▶ Work to be completed
Report the number of lines that hold the string "instalada". Leave out any other text.

Records from a dataset:

————

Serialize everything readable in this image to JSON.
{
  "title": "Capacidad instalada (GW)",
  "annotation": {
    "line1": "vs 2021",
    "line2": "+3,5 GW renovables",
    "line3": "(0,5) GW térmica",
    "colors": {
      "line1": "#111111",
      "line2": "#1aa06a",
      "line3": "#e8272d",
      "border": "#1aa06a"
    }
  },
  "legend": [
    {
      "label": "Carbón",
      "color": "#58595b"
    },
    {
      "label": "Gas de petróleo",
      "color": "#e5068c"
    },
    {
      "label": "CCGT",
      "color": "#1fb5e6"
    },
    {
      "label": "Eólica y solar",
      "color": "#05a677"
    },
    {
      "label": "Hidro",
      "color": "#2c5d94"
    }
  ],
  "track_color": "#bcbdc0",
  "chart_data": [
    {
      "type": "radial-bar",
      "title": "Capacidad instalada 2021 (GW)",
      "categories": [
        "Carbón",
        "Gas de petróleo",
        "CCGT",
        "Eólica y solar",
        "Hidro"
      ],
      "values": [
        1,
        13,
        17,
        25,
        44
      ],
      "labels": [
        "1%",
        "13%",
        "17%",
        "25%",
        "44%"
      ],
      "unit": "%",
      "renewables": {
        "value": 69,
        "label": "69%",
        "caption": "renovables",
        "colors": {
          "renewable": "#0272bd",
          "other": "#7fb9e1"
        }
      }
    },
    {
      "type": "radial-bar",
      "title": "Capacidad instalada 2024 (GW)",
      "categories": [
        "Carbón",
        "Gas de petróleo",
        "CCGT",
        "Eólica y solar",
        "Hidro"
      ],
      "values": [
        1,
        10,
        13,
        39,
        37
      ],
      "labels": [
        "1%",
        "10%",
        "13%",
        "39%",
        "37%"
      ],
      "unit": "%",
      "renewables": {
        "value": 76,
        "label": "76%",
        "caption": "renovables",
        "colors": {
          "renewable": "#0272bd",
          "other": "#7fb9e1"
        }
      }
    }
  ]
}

————

▶ Completed exercise
3